## DATASET EXTRACT
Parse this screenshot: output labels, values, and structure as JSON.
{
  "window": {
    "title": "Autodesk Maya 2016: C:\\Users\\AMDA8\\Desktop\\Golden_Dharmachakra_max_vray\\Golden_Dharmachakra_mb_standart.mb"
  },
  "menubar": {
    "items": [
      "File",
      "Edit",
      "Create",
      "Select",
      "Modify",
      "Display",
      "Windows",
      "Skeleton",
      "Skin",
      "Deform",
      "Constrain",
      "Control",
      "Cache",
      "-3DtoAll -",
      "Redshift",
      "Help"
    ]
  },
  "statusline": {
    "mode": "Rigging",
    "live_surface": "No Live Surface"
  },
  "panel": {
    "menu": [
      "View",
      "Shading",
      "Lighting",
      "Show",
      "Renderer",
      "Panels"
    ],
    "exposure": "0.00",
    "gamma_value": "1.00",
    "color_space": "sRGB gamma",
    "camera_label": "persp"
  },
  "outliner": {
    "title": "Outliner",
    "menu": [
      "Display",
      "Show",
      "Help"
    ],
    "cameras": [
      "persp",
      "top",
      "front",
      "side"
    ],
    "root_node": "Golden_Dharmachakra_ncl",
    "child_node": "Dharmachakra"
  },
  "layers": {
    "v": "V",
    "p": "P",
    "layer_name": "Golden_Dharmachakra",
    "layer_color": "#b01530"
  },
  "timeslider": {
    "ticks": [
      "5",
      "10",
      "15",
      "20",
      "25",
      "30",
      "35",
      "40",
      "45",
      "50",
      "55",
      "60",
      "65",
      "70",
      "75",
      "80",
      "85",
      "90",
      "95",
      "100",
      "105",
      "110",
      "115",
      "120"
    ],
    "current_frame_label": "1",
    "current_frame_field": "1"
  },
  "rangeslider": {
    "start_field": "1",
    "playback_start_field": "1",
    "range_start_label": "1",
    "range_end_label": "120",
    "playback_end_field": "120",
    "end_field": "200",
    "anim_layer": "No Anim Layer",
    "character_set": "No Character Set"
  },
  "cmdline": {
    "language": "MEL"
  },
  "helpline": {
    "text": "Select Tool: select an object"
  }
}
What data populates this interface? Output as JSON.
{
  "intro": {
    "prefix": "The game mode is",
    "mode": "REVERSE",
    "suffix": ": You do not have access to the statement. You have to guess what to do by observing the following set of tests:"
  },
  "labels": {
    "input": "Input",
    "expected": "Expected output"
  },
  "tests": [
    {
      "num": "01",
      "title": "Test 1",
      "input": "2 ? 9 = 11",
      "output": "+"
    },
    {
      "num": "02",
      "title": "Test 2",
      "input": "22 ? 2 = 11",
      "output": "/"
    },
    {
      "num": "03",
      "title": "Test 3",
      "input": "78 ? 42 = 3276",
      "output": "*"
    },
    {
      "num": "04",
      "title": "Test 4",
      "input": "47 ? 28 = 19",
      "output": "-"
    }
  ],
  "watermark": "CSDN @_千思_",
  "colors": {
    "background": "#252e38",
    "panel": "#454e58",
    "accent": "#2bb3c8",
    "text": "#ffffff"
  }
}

## DESCRIPTION OF THE TASK
Write every record out again, unaltered.

## RESULT FOR THIS EXERCISE
Parse this screenshot: output labels, values, and structure as JSON.
{
  "window": {
    "title": "Autodesk Maya 2016: C:\\Users\\AMDA8\\Desktop\\Golden_Dharmachakra_max_vray\\Golden_Dharmachakra_mb_standart.mb"
  },
  "menubar": {
    "items": [
      "File",
      "Edit",
      "Create",
      "Select",
      "Modify",
      "Display",
      "Windows",
      "Skeleton",
      "Skin",
      "Deform",
      "Constrain",
      "Control",
      "Cache",
      "-3DtoAll -",
      "Redshift",
      "Help"
    ]
  },
  "statusline": {
    "mode": "Rigging",
    "live_surface": "No Live Surface"
  },
  "panel": {
    "menu": [
      "View",
      "Shading",
      "Lighting",
      "Show",
      "Renderer",
      "Panels"
    ],
    "exposure": "0.00",
    "gamma_value": "1.00",
    "color_space": "sRGB gamma",
    "camera_label": "persp"
  },
  "outliner": {
    "title": "Outliner",
    "menu": [
      "Display",
      "Show",
      "Help"
    ],
    "cameras": [
      "persp",
      "top",
      "front",
      "side"
    ],
    "root_node": "Golden_Dharmachakra_ncl",
    "child_node": "Dharmachakra"
  },
  "layers": {
    "v": "V",
    "p": "P",
    "layer_name": "Golden_Dharmachakra",
    "layer_color": "#b01530"
  },
  "timeslider": {
    "ticks": [
      "5",
      "10",
      "15",
      "20",
      "25",
      "30",
      "35",
      "40",
      "45",
      "50",
      "55",
      "60",
      "65",
      "70",
      "75",
      "80",
      "85",
      "90",
      "95",
      "100",
      "105",
      "110",
      "115",
      "120"
    ],
    "current_frame_label": "1",
    "current_frame_field": "1"
  },
  "rangeslider": {
    "start_field": "1",
    "playback_start_field": "1",
    "range_start_label": "1",
    "range_end_label": "120",
    "playback_end_field": "120",
    "end_field": "200",
    "anim_layer": "No Anim Layer",
    "character_set": "No Character Set"
  },
  "cmdline": {
    "language": "MEL"
  },
  "helpline": {
    "text": "Select Tool: select an object"
  }
}
What data populates this interface? Output as JSON.
{
  "intro": {
    "prefix": "The game mode is",
    "mode": "REVERSE",
    "suffix": ": You do not have access to the statement. You have to guess what to do by observing the following set of tests:"
  },
  "labels": {
    "input": "Input",
    "expected": "Expected output"
  },
  "tests": [
    {
      "num": "01",
      "title": "Test 1",
      "input": "2 ? 9 = 11",
      "output": "+"
    },
    {
      "num": "02",
      "title": "Test 2",
      "input": "22 ? 2 = 11",
      "output": "/"
    },
    {
      "num": "03",
      "title": "Test 3",
      "input": "78 ? 42 = 3276",
      "output": "*"
    },
    {
      "num": "04",
      "title": "Test 4",
      "input": "47 ? 28 = 19",
      "output": "-"
    }
  ],
  "watermark": "CSDN @_千思_",
  "colors": {
    "background": "#252e38",
    "panel": "#454e58",
    "accent": "#2bb3c8",
    "text": "#ffffff"
  }
}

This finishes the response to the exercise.